Write out exactly the lines below that run from the line containing "Parse this screenshot: output" through the last line of the records.

::: Exercise materials :::

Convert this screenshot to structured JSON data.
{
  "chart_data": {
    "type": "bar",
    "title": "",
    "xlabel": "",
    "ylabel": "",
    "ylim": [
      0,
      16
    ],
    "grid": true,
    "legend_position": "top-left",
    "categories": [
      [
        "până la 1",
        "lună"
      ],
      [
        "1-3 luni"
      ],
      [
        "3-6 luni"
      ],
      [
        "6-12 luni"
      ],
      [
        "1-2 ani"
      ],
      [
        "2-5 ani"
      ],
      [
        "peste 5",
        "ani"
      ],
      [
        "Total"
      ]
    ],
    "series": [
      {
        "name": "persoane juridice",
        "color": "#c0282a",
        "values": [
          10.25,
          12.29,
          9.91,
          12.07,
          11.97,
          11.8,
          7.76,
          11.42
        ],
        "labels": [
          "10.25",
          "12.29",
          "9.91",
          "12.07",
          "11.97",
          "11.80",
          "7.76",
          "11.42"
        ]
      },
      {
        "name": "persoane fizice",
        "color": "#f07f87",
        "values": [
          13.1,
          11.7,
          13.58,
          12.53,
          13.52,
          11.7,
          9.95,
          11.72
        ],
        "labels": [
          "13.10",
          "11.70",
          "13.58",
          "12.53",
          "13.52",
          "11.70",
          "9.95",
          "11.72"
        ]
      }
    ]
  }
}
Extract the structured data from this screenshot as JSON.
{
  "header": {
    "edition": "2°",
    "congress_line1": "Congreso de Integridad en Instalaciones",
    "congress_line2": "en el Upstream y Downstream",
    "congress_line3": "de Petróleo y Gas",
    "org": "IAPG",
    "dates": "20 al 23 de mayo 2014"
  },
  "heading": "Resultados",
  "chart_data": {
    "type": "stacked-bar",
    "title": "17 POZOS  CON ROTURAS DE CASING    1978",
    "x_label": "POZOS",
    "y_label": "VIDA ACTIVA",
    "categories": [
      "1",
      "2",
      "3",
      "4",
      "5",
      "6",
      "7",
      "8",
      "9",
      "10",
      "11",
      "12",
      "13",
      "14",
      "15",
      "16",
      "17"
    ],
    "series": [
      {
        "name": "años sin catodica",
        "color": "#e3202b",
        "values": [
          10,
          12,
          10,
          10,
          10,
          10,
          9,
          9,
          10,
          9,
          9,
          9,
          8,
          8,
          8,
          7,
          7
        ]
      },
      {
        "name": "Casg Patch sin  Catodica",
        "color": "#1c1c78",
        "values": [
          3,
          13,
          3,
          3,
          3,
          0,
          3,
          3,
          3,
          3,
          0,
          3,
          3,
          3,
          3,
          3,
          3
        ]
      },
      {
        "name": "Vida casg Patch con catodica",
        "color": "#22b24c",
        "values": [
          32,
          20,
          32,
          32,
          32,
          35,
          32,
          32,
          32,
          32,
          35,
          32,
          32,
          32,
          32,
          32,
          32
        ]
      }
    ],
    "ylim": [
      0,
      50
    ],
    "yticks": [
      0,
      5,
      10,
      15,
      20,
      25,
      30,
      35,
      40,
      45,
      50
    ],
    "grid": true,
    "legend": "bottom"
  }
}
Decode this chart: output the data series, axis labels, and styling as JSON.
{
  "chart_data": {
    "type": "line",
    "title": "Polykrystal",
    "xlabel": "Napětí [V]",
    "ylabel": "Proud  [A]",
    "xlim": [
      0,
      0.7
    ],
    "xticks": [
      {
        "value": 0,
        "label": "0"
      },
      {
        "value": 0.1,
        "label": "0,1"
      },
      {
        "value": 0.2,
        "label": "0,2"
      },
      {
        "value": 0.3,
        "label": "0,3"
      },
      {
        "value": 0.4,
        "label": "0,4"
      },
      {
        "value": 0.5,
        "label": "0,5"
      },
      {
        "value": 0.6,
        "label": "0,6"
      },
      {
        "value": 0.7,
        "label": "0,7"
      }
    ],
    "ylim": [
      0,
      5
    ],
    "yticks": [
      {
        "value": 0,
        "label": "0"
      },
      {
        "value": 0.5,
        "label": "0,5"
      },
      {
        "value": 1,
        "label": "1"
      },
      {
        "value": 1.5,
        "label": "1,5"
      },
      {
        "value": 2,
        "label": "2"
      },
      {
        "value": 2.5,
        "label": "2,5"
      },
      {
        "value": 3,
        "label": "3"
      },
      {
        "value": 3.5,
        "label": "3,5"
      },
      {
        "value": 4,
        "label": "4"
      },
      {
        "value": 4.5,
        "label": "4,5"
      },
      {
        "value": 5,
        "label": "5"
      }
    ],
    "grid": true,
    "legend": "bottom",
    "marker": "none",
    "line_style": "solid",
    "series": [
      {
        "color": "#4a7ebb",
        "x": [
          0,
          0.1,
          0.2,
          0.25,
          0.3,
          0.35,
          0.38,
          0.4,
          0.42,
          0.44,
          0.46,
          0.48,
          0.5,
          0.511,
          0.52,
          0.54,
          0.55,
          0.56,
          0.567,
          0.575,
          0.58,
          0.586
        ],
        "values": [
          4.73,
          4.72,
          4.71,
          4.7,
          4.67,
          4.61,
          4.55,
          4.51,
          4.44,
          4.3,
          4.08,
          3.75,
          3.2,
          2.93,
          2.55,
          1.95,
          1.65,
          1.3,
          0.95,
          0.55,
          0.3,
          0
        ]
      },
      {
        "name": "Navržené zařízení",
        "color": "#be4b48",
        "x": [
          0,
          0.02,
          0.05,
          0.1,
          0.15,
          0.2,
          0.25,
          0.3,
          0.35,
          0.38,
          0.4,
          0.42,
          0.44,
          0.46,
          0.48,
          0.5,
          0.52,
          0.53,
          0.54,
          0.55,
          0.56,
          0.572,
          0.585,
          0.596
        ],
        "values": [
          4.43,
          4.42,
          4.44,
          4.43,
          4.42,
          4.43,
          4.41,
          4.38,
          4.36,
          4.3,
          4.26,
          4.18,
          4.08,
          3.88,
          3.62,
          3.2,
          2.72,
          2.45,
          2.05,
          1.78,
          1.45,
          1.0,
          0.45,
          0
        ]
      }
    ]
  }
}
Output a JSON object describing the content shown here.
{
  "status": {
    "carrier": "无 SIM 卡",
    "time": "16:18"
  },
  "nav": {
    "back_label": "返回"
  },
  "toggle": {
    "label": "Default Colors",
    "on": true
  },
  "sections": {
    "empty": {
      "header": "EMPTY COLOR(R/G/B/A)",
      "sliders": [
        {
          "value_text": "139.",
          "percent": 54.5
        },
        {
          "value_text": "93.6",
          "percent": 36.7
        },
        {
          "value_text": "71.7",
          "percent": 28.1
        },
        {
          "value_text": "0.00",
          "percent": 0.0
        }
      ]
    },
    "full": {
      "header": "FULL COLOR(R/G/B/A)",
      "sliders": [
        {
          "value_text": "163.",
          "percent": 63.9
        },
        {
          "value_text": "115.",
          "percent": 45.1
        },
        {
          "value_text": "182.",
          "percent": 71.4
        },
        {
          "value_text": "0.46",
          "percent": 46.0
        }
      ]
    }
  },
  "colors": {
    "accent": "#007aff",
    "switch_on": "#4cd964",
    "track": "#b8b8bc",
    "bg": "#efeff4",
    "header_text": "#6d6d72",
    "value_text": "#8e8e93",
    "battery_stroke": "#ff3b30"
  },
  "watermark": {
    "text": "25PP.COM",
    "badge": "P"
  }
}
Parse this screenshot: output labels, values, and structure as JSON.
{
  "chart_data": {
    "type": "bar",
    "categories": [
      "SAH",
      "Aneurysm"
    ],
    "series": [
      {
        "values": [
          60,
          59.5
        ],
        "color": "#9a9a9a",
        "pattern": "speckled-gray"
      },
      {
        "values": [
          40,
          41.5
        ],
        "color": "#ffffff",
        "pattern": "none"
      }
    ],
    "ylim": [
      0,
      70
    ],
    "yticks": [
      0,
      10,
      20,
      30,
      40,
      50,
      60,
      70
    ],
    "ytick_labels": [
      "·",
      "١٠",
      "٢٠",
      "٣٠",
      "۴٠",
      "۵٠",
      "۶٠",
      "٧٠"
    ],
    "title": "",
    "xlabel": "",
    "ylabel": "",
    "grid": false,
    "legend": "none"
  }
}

:::

_Answer in full_.
Parse this screenshot: output labels, values, and structure as JSON.
{
  "chart_data": {
    "type": "bar",
    "categories": [
      "SAH",
      "Aneurysm"
    ],
    "series": [
      {
        "values": [
          60,
          59.5
        ],
        "color": "#9a9a9a",
        "pattern": "speckled-gray"
      },
      {
        "values": [
          40,
          41.5
        ],
        "color": "#ffffff",
        "pattern": "none"
      }
    ],
    "ylim": [
      0,
      70
    ],
    "yticks": [
      0,
      10,
      20,
      30,
      40,
      50,
      60,
      70
    ],
    "ytick_labels": [
      "·",
      "١٠",
      "٢٠",
      "٣٠",
      "۴٠",
      "۵٠",
      "۶٠",
      "٧٠"
    ],
    "title": "",
    "xlabel": "",
    "ylabel": "",
    "grid": false,
    "legend": "none"
  }
}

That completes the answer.